TASK REQUIREMENTS
From the listing below, extract every line containing "could".
_ _ _
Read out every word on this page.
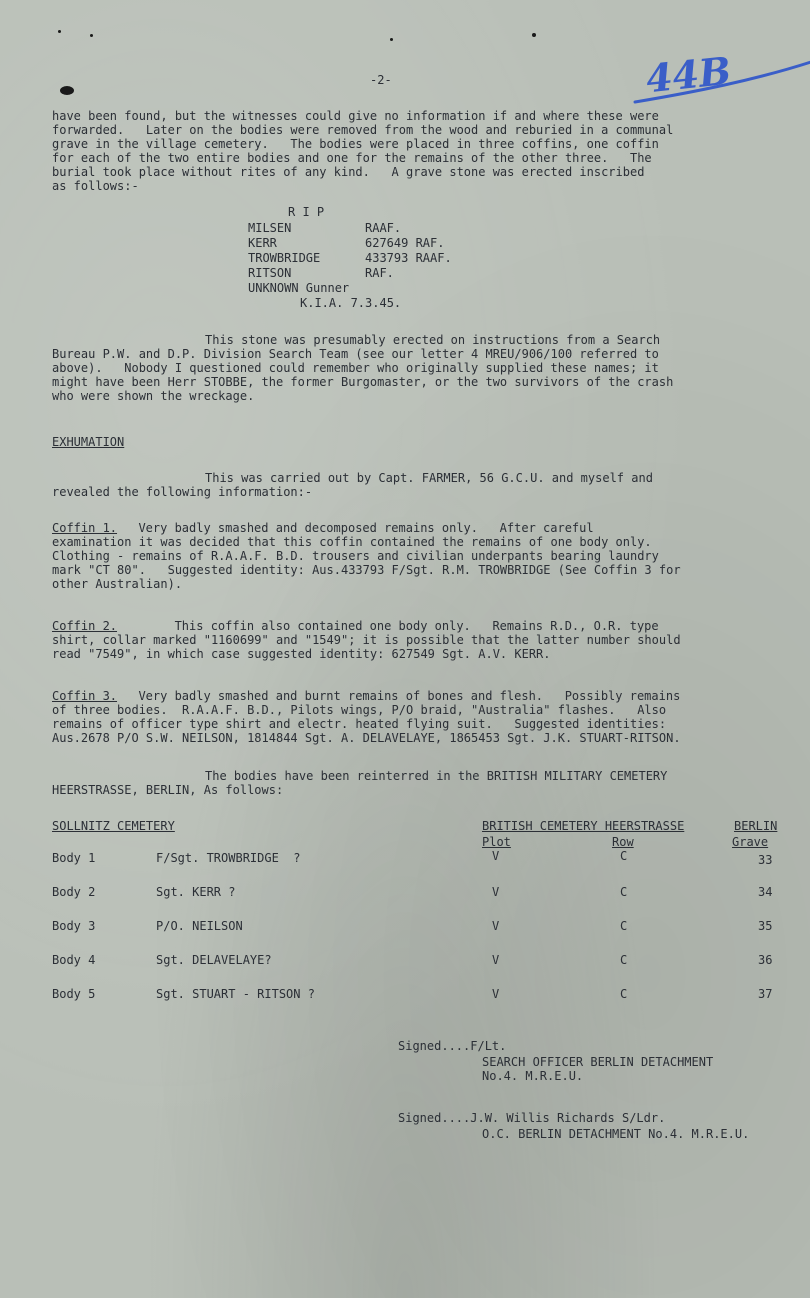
-2-	44B
have been found, but the witnesses could give no information if and where these were
forwarded.   Later on the bodies were removed from the wood and reburied in a communal
grave in the village cemetery.   The bodies were placed in three coffins, one coffin
for each of the two entire bodies and one for the remains of the other three.   The
burial took place without rites of any kind.   A grave stone was erected inscribed
as follows:-
R I P
MILSEN	RAAF.
KERR	627649 RAF.
TROWBRIDGE	433793 RAAF.
RITSON	RAF.
UNKNOWN Gunner
K.I.A. 7.3.45.
This stone was presumably erected on instructions from a Search
Bureau P.W. and D.P. Division Search Team (see our letter 4 MREU/906/100 referred to
above).   Nobody I questioned could remember who originally supplied these names; it
might have been Herr STOBBE, the former Burgomaster, or the two survivors of the crash
who were shown the wreckage.
EXHUMATION
This was carried out by Capt. FARMER, 56 G.C.U. and myself and
revealed the following information:-
Coffin 1. Very badly smashed and decomposed remains only.   After careful
examination it was decided that this coffin contained the remains of one body only.
Clothing - remains of R.A.A.F. B.D. trousers and civilian underpants bearing laundry
mark "CT 80".   Suggested identity: Aus.433793 F/Sgt. R.M. TROWBRIDGE (See Coffin 3 for
other Australian).
Coffin 2. This coffin also contained one body only.   Remains R.D., O.R. type
shirt, collar marked "1160699" and "1549"; it is possible that the latter number should
read "7549", in which case suggested identity: 627549 Sgt. A.V. KERR.
Coffin 3. Very badly smashed and burnt remains of bones and flesh.   Possibly remains
of three bodies.  R.A.A.F. B.D., Pilots wings, P/O braid, "Australia" flashes.   Also
remains of officer type shirt and electr. heated flying suit.   Suggested identities:
Aus.2678 P/O S.W. NEILSON, 1814844 Sgt. A. DELAVELAYE, 1865453 Sgt. J.K. STUART-RITSON.
The bodies have been reinterred in the BRITISH MILITARY CEMETERY
HEERSTRASSE, BERLIN, As follows:
SOLLNITZ CEMETERY	BRITISH CEMETERY HEERSTRASSE	BERLIN
Plot	Row	Grave
Body 1	F/Sgt. TROWBRIDGE  ?	V	C	33
Body 2	Sgt. KERR ?	V	C	34
Body 3	P/O. NEILSON	V	C	35
Body 4	Sgt. DELAVELAYE?	V	C	36
Body 5	Sgt. STUART - RITSON ?	V	C	37
Signed....F/Lt.
SEARCH OFFICER BERLIN DETACHMENT
No.4. M.R.E.U.
Signed....J.W. Willis Richards S/Ldr.
O.C. BERLIN DETACHMENT No.4. M.R.E.U.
_ _ _
SOLUTION TO THIS EXERCISE
have been found, but the witnesses could give no information if and where these were
above).   Nobody I questioned could remember who originally supplied these names; it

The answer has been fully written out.